WHAT THE TASK REQUIRES. Find every line in the records below that holds the word "content", and copy it out.

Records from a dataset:
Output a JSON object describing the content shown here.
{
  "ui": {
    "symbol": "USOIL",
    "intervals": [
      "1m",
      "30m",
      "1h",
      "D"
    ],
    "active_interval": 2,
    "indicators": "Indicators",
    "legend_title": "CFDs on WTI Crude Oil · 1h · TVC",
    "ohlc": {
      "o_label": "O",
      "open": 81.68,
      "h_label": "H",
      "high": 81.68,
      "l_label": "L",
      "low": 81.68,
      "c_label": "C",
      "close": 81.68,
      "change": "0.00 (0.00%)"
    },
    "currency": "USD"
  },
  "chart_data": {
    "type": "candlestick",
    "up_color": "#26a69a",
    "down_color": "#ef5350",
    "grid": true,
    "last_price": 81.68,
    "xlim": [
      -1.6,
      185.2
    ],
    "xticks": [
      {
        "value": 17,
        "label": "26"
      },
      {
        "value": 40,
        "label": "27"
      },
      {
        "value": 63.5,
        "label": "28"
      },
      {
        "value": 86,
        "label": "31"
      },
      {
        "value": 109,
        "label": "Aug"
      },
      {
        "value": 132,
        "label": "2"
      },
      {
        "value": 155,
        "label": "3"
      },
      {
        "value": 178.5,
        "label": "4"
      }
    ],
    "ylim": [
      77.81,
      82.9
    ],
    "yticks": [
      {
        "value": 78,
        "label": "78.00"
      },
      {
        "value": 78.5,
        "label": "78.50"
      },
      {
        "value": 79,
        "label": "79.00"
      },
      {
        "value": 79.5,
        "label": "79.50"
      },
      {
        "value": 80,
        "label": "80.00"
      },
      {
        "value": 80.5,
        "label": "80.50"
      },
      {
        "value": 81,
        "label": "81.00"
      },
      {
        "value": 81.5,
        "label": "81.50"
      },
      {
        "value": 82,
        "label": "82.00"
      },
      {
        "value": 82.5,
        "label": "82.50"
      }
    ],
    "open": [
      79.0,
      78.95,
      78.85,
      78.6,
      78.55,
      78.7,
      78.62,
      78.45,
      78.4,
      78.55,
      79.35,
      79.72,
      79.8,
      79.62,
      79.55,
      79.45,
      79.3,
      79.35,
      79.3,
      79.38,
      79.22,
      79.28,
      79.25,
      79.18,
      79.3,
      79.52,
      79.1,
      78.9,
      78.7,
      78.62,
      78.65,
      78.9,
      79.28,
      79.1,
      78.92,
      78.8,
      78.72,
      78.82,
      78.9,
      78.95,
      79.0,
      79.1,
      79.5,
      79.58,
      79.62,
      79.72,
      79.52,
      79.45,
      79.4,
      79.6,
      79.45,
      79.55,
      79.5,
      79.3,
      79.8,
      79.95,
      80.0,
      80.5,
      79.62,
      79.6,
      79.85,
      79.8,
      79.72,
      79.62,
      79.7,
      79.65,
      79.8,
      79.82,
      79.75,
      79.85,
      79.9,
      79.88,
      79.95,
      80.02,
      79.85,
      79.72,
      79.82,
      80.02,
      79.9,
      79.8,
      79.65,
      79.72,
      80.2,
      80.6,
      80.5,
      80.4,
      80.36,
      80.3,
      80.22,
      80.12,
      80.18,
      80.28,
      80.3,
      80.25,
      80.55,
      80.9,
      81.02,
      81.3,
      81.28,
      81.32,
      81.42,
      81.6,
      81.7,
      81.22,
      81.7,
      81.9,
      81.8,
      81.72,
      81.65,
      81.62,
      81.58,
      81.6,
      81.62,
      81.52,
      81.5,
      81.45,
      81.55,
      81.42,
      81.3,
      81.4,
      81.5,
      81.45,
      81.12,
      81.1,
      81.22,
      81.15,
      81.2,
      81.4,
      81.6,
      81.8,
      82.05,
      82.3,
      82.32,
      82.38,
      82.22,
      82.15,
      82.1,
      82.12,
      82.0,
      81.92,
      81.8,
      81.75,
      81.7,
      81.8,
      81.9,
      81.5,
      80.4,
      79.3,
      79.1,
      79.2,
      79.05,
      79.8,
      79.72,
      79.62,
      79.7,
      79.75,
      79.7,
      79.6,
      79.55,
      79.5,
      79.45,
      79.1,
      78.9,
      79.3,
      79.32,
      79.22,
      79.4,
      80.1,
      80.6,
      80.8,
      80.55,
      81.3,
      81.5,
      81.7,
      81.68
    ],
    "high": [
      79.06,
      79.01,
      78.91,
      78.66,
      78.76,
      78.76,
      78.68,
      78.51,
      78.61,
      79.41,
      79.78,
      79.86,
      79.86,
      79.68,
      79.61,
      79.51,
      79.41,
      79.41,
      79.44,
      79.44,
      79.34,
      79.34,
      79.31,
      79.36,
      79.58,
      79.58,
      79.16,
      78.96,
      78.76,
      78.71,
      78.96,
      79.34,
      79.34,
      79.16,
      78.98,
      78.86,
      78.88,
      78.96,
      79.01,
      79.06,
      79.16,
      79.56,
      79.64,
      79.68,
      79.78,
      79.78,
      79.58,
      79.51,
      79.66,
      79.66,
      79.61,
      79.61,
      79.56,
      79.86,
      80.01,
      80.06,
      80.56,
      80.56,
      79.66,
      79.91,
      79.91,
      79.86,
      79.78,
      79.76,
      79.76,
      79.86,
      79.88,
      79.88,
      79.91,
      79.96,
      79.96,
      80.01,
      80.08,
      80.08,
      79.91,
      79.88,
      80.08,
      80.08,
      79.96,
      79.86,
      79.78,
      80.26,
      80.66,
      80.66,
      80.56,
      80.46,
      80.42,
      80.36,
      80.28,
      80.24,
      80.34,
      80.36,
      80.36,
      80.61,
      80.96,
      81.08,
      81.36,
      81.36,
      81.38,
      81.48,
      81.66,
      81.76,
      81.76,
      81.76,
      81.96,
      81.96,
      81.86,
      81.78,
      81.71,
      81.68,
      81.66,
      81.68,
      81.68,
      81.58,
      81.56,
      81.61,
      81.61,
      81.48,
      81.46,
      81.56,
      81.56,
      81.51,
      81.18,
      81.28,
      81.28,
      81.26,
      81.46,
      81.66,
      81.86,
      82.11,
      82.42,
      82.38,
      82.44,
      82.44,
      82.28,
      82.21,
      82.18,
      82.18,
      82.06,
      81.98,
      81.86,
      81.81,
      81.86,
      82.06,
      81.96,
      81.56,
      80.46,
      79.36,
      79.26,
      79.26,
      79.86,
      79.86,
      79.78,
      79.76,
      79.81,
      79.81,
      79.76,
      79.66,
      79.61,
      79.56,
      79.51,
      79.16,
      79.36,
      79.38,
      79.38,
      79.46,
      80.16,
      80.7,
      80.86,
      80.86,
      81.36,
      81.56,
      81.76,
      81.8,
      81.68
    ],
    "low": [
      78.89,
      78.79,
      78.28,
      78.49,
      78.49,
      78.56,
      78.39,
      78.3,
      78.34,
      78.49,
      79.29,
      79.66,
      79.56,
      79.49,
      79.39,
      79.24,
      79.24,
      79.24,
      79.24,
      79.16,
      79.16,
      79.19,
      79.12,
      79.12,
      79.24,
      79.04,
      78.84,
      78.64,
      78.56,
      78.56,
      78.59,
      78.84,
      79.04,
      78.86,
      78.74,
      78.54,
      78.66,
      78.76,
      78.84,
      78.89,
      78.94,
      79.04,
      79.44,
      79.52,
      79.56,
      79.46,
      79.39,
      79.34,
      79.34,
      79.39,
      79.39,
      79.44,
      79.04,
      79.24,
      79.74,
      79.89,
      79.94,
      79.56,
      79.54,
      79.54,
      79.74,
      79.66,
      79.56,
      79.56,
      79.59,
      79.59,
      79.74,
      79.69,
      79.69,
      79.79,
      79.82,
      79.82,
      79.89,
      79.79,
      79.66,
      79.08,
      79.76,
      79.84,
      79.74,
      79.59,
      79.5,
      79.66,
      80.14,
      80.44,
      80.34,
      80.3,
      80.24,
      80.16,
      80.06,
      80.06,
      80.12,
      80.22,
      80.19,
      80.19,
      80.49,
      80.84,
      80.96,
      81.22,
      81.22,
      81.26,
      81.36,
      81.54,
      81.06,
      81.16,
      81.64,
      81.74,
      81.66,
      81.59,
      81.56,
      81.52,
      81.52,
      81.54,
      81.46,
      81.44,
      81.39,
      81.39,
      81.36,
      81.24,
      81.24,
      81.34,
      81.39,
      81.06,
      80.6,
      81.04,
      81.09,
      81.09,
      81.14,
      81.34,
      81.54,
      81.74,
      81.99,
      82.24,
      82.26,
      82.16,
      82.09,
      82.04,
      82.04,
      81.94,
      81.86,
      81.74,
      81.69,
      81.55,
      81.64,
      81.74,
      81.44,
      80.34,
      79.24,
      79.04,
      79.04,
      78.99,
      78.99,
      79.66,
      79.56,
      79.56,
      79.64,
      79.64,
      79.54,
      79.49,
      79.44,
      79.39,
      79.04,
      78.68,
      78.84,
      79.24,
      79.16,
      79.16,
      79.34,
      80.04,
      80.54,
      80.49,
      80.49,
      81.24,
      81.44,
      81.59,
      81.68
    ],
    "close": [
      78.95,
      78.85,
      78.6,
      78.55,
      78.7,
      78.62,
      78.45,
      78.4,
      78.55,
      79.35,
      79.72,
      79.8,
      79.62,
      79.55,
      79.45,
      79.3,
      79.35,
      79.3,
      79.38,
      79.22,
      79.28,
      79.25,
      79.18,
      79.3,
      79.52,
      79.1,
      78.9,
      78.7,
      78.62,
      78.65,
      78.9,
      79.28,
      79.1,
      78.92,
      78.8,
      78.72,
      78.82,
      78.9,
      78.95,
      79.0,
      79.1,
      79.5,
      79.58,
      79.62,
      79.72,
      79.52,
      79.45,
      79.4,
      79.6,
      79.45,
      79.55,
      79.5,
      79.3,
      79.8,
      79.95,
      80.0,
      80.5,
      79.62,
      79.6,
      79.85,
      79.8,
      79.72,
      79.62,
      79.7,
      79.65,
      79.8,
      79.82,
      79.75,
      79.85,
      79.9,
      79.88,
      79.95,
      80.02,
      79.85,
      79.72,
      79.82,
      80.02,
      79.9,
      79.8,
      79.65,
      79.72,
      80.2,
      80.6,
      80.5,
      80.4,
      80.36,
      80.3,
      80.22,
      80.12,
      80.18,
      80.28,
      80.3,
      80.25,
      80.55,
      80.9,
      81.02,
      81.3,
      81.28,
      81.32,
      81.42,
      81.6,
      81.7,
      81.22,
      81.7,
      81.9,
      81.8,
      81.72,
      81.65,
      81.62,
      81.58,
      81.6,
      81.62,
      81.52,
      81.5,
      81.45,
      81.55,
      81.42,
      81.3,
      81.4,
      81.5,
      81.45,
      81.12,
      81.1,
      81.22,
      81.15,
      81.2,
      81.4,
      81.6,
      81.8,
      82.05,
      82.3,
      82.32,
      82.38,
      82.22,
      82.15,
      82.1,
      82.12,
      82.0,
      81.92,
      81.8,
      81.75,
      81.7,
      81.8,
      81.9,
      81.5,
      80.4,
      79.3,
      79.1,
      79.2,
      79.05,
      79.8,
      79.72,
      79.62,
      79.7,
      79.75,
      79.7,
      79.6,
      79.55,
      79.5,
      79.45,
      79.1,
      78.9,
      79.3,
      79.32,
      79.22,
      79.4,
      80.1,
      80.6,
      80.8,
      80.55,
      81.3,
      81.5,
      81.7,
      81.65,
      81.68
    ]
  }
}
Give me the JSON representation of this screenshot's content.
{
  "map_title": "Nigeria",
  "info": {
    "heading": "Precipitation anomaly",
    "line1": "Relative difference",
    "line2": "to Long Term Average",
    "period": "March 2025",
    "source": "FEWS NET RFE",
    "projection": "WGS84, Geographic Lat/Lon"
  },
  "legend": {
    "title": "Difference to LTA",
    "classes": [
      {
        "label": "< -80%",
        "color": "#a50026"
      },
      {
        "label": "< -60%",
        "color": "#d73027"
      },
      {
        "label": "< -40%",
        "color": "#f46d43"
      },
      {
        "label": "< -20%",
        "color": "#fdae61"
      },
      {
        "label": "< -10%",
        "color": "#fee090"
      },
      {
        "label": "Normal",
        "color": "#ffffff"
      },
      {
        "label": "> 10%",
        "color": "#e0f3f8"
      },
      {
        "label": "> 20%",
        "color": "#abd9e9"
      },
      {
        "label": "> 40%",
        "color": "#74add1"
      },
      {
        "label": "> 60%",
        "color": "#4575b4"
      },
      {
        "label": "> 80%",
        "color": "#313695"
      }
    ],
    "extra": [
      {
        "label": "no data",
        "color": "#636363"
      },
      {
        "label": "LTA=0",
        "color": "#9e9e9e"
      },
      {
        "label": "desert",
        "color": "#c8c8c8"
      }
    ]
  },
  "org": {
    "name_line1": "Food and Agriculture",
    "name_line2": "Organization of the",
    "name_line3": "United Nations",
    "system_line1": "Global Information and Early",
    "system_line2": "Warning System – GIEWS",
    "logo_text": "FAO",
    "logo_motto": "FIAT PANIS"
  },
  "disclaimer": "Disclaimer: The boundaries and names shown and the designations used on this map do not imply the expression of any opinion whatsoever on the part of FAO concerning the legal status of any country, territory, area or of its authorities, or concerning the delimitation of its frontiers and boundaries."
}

CORRECT ANSWER.
Output a JSON object describing the content shown here.
Give me the JSON representation of this screenshot's content.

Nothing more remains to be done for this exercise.